GOAL OF THE EXERCISE >>
Copy out all lines that carry the word "document".

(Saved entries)

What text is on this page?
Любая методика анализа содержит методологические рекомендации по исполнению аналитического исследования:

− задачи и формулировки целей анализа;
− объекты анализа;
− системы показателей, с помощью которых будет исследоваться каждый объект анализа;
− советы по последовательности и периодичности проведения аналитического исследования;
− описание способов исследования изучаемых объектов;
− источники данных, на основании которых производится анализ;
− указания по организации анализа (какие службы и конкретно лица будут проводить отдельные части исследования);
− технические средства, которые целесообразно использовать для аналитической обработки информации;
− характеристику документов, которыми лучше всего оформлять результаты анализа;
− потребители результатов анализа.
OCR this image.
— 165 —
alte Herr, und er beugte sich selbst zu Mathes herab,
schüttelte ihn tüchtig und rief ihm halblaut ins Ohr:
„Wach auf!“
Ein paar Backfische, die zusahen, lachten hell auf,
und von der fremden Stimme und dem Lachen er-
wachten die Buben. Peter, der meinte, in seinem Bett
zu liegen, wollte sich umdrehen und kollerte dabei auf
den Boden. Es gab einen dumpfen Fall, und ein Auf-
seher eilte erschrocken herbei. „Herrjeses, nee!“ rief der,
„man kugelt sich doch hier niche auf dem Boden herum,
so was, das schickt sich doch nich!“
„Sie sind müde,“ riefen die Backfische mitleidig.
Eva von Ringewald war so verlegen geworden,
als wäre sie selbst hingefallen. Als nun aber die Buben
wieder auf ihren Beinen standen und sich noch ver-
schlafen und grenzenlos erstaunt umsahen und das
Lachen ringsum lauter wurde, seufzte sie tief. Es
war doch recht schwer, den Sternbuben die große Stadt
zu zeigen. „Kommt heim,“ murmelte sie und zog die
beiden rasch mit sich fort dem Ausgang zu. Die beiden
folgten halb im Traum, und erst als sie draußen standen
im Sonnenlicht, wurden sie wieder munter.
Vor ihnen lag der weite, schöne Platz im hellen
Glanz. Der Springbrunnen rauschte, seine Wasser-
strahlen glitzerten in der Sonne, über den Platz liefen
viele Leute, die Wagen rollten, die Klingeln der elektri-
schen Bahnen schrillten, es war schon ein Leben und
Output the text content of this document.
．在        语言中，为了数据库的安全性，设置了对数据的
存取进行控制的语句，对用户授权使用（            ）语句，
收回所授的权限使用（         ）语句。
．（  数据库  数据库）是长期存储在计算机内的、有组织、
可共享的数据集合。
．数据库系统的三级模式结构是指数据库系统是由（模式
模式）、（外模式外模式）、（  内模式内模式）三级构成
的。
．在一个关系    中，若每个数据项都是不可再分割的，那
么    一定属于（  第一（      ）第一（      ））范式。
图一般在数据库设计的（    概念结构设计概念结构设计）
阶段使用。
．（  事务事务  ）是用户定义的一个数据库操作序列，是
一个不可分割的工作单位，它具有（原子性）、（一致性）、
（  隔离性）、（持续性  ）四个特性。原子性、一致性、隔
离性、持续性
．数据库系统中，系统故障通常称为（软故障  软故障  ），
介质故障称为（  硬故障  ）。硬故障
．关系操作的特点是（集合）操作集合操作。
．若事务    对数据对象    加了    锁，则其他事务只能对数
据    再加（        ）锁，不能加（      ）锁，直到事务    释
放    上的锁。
* * *
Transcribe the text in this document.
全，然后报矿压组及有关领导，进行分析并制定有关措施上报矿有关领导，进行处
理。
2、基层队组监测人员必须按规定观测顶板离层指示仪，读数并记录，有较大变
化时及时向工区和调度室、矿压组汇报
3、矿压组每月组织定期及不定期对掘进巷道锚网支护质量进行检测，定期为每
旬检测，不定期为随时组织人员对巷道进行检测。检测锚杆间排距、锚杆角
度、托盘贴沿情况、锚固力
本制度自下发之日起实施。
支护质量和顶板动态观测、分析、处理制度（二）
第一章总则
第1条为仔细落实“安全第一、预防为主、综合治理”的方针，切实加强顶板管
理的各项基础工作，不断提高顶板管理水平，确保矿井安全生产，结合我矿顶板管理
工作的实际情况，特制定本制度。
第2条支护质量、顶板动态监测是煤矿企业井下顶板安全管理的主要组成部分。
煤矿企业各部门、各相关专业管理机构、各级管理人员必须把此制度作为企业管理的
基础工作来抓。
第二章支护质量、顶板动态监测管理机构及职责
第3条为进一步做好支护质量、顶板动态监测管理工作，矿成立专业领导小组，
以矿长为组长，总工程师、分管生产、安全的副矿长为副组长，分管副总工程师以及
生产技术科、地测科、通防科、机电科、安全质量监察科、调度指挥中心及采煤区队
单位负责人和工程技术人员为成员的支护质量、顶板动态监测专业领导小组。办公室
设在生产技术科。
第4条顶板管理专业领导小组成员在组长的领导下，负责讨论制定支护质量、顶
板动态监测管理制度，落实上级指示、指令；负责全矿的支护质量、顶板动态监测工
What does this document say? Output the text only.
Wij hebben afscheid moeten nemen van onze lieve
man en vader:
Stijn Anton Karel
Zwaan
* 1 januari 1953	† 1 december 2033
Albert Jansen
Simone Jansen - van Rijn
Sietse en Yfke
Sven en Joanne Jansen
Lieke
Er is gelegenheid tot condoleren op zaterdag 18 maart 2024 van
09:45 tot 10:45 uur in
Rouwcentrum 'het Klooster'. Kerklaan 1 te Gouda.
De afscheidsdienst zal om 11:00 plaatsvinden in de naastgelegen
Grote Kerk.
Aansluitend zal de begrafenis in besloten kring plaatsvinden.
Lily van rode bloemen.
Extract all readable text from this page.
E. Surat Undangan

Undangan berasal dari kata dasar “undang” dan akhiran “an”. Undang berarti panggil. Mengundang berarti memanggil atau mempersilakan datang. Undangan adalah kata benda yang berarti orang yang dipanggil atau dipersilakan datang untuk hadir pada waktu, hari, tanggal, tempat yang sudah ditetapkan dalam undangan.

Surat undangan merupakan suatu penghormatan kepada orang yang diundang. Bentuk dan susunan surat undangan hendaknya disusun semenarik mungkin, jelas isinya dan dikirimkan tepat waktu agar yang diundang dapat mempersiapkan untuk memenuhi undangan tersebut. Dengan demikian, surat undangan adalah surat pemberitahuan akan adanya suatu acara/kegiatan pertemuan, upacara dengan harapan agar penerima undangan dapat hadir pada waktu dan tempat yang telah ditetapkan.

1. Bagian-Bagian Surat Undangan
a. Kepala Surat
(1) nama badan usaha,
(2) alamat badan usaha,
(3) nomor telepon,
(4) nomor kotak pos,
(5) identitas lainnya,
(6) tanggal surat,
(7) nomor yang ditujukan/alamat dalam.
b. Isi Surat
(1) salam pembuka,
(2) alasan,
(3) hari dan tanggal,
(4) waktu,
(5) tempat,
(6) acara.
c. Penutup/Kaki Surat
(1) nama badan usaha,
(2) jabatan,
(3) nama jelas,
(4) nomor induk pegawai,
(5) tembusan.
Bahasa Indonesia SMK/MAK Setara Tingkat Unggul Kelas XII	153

RESULT >>
Output the text content of this document.
Transcribe the text in this document.
What does this document say? Output the text only.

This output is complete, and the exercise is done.